3. Die Klägerin bezog zum Zeitpunkt des Herzinfarkts eine Leistung aus der Arbeitslosenversicherung, nämlich Notstandshilfe nach § 6 Abs 1 Z 2 AlVG. Als Bezieherin einer Leistung aus der Arbeitslosenversicherung war sie während des Leistungsbezugs krankenversichert (§ 40 Abs 1 AlVG), sodass ihr grundsätzlich auch Anspruch auf Krankengeld gebührt, und zwar in der Höhe des letzten Leistungsbezugs nach dem AlVG (§ 41 Abs 1 AlVG).

4. Arbeitsunfähigkeit iSd § 120 Abs 1 Z 2 ASVG liegt vor, wenn der Erkrankte nicht oder doch nur mit der Gefahr, seinen Zustand zu verschlimmern, fähig ist, seiner zuletzt ausgeübten Erwerbstätigkeit nachzugehen. Der Wegfall der Arbeitsunfähigkeit infolge Krankheit ist daher anzunehmen, wenn der Versicherte in der Lage ist, seine arbeitsvertraglich vereinbarte Tätigkeit wieder aufzunehmen, ohne dass dadurch eine Schädigung der Gesundheit oder eine Verschlimmerung seines Zustands zu erwarten ist (10 ObS 194/06m mwN).

### Zu erledigen
(a) Schreiben Sie aus dem zitierten Auszug den Abschnitt ab, der mit den Worten „4. Arbeitsunfähigkeit iSd“ einsetzt und mit „ObS 194/06m mwN).“ schließt.
(b) Nennen Sie alle Gesetzesstellen, die der zitierte Auszug mit dem Zeichen § anführt, jeweils mit Absatz, Ziffer und Gesetz, wie sie dort stehen.

### Vorliegende Daten
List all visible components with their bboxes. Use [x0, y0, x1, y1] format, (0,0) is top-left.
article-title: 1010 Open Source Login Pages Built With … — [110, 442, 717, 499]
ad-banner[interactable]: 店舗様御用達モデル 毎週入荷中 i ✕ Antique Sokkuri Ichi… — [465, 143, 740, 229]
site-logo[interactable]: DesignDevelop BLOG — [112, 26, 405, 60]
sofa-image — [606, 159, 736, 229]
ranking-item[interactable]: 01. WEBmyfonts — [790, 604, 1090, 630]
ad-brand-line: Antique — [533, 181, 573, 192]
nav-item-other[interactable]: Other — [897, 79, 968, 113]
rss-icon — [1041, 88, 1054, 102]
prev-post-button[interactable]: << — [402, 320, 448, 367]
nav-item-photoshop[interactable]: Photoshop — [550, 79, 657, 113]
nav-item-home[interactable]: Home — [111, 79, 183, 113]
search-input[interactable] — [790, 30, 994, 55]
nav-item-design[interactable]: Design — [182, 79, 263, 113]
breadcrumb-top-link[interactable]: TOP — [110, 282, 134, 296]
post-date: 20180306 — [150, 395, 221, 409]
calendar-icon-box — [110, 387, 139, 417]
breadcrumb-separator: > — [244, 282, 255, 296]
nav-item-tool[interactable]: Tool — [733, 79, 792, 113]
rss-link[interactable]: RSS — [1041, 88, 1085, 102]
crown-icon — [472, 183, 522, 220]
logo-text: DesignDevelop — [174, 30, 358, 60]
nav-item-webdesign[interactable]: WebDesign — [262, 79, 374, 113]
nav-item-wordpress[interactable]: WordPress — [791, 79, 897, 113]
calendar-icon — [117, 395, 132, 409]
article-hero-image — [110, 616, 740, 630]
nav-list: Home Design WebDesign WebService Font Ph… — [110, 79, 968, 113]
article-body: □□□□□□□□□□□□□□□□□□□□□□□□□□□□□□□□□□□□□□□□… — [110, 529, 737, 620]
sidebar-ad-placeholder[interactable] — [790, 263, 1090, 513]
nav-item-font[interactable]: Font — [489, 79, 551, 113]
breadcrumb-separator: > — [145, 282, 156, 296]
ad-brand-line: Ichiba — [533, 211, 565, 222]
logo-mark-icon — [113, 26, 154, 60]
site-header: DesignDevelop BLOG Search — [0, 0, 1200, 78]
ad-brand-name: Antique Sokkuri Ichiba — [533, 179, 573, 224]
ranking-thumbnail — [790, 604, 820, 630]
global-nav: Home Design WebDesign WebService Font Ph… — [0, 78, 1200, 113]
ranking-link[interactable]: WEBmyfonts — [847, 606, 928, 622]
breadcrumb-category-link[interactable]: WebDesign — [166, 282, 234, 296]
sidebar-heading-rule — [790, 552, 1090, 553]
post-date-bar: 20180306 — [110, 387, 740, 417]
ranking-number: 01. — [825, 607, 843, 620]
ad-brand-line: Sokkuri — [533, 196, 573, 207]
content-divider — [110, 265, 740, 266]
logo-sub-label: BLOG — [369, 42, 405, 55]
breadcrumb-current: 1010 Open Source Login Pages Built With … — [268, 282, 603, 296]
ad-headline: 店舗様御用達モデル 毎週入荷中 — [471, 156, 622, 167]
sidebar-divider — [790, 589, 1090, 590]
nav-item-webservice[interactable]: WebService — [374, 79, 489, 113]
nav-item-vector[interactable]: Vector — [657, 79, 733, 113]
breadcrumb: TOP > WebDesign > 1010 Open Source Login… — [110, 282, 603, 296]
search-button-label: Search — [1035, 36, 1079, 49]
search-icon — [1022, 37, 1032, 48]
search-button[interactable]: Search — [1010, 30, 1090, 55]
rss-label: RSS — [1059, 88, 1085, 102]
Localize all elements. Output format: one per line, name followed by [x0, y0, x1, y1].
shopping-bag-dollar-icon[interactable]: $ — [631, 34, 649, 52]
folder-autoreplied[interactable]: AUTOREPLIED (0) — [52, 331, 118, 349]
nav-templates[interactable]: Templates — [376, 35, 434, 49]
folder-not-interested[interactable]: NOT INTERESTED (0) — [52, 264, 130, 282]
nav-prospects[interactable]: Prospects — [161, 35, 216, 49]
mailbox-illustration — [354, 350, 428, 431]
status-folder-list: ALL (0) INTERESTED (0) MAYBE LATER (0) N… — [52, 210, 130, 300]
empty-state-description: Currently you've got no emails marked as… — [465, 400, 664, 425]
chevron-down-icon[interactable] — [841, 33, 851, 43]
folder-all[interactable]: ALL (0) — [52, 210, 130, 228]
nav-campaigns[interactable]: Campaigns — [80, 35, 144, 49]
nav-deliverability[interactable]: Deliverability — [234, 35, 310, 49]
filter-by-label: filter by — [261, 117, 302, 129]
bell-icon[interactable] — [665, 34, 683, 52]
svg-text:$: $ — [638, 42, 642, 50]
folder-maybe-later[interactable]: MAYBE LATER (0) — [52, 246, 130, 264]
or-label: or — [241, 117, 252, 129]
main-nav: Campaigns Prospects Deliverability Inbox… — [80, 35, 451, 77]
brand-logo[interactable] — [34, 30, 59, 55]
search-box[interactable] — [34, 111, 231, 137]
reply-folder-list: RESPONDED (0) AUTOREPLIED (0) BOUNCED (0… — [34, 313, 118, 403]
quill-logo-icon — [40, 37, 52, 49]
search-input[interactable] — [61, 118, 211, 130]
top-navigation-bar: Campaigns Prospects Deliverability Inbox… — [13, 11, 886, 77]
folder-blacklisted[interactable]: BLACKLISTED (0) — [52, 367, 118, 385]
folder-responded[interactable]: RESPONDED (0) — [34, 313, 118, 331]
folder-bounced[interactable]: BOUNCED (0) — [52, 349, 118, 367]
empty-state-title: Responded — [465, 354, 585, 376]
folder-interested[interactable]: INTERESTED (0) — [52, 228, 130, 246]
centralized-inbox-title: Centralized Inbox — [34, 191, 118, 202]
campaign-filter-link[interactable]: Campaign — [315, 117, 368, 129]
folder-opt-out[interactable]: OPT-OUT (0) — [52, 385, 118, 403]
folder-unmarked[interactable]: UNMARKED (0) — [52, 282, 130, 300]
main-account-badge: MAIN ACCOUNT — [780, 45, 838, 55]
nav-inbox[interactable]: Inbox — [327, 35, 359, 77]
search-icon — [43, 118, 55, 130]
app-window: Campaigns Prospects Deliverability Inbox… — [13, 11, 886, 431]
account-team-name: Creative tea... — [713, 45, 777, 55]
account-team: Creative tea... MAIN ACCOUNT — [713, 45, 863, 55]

### Antworten
(a)
4. Arbeitsunfähigkeit iSd § 120 Abs 1 Z 2 ASVG liegt vor, wenn der Erkrankte nicht oder doch nur mit der Gefahr, seinen Zustand zu verschlimmern, fähig ist, seiner zuletzt ausgeübten Erwerbstätigkeit nachzugehen. Der Wegfall der Arbeitsunfähigkeit infolge Krankheit ist daher anzunehmen, wenn der Versicherte in der Lage ist, seine arbeitsvertraglich vereinbarte Tätigkeit wieder aufzunehmen, ohne dass dadurch eine Schädigung der Gesundheit oder eine Verschlimmerung seines Zustands zu erwarten ist (10 ObS 194/06m mwN).

(b)
- § 6 Abs 1 Z 2 AlVG
- § 40 Abs 1 AlVG
- § 41 Abs 1 AlVG
- § 120 Abs 1 Z 2 ASVG